◆ AIM OF THE TASK: Retype all the entries word for word, but omit the pictures.

[Collected data entries]
--------------------------------

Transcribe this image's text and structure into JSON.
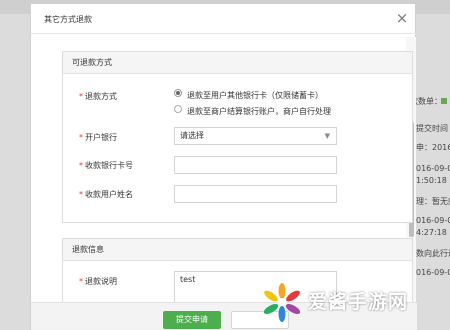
{
  "background": {
    "left_fragments": [
      "退",
      "申"
    ],
    "right_fragments": {
      "refund_order_label": "款数单：",
      "submit_time_header": "提交时间",
      "entries": [
        "申：2016-",
        "016-09-0",
        "1:50:18",
        "理：暂无款",
        "016-09-0",
        "4:27:18",
        "数向此行退",
        "016-09-0"
      ]
    }
  },
  "modal": {
    "title": "其它方式退款",
    "close_symbol": "×",
    "section1": {
      "heading": "可退款方式",
      "refund_method_label": "退款方式",
      "option_user_card": "退款至用户其他银行卡（仅限储蓄卡）",
      "option_merchant_account": "退款至商户结算银行账户，商户自行处理",
      "bank_label": "开户银行",
      "bank_select_value": "请选择",
      "card_number_label": "收款银行卡号",
      "card_number_value": "",
      "account_name_label": "收款用户姓名",
      "account_name_value": ""
    },
    "section2": {
      "heading": "退款信息",
      "note_label": "退款说明",
      "note_value": "test"
    },
    "footer": {
      "submit_label": "提交申请",
      "cancel_label": ""
    }
  },
  "watermark": {
    "brand_text": "爱酱手游网"
  },
  "colors": {
    "accent_green": "#4cae4c",
    "required_star": "#e4393c"
  }
}
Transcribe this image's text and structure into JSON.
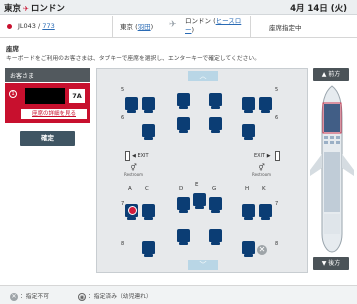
{
  "header": {
    "origin": "東京",
    "destination": "ロンドン",
    "date": "4月 14日 (火)"
  },
  "flight": {
    "airline_code": "JL043",
    "separator": "/",
    "code_link": "773",
    "departure_city": "東京",
    "departure_airport": "羽田",
    "arrival_city": "ロンドン",
    "arrival_airport": "ヒースロー",
    "status": "座席指定中"
  },
  "section": {
    "title": "座席",
    "instruction": "キーボードをご利用のお客さまは、タブキーで座席を選択し、エンターキーで確定してください。"
  },
  "passenger_panel": {
    "header": "お客さま",
    "passenger_number": "1",
    "seat": "7A",
    "detail_link": "座席の詳細を見る",
    "confirm_button": "確定"
  },
  "seatmap": {
    "row_labels": [
      "5",
      "6",
      "7",
      "8"
    ],
    "exit_label": "EXIT",
    "restroom_label": "Restroom",
    "columns": [
      "A",
      "C",
      "D",
      "E",
      "G",
      "H",
      "K"
    ]
  },
  "nav": {
    "front_button": "前方",
    "back_button": "後方"
  },
  "legend": {
    "unavailable": "：指定不可",
    "assigned_infant": "：指定済み（幼児連れ）"
  },
  "colors": {
    "brand_red": "#c8102e",
    "seat_blue": "#0b3d74",
    "dark_panel": "#52595e"
  }
}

--------------------------------

◆ TASK RESPONSE:
Transcribe this image's text and structure into JSON.
{
  "background": {
    "left_fragments": [
      "退",
      "申"
    ],
    "right_fragments": {
      "refund_order_label": "款数单：",
      "submit_time_header": "提交时间",
      "entries": [
        "申：2016-",
        "016-09-0",
        "1:50:18",
        "理：暂无款",
        "016-09-0",
        "4:27:18",
        "数向此行退",
        "016-09-0"
      ]
    }
  },
  "modal": {
    "title": "其它方式退款",
    "close_symbol": "×",
    "section1": {
      "heading": "可退款方式",
      "refund_method_label": "退款方式",
      "option_user_card": "退款至用户其他银行卡（仅限储蓄卡）",
      "option_merchant_account": "退款至商户结算银行账户，商户自行处理",
      "bank_label": "开户银行",
      "bank_select_value": "请选择",
      "card_number_label": "收款银行卡号",
      "card_number_value": "",
      "account_name_label": "收款用户姓名",
      "account_name_value": ""
    },
    "section2": {
      "heading": "退款信息",
      "note_label": "退款说明",
      "note_value": "test"
    },
    "footer": {
      "submit_label": "提交申请",
      "cancel_label": ""
    }
  },
  "watermark": {
    "brand_text": "爱酱手游网"
  },
  "colors": {
    "accent_green": "#4cae4c",
    "required_star": "#e4393c"
  }
}
Transcribe this image's text and structure into JSON.
{
  "header": {
    "origin": "東京",
    "destination": "ロンドン",
    "date": "4月 14日 (火)"
  },
  "flight": {
    "airline_code": "JL043",
    "separator": "/",
    "code_link": "773",
    "departure_city": "東京",
    "departure_airport": "羽田",
    "arrival_city": "ロンドン",
    "arrival_airport": "ヒースロー",
    "status": "座席指定中"
  },
  "section": {
    "title": "座席",
    "instruction": "キーボードをご利用のお客さまは、タブキーで座席を選択し、エンターキーで確定してください。"
  },
  "passenger_panel": {
    "header": "お客さま",
    "passenger_number": "1",
    "seat": "7A",
    "detail_link": "座席の詳細を見る",
    "confirm_button": "確定"
  },
  "seatmap": {
    "row_labels": [
      "5",
      "6",
      "7",
      "8"
    ],
    "exit_label": "EXIT",
    "restroom_label": "Restroom",
    "columns": [
      "A",
      "C",
      "D",
      "E",
      "G",
      "H",
      "K"
    ]
  },
  "nav": {
    "front_button": "前方",
    "back_button": "後方"
  },
  "legend": {
    "unavailable": "：指定不可",
    "assigned_infant": "：指定済み（幼児連れ）"
  },
  "colors": {
    "brand_red": "#c8102e",
    "seat_blue": "#0b3d74",
    "dark_panel": "#52595e"
  }
}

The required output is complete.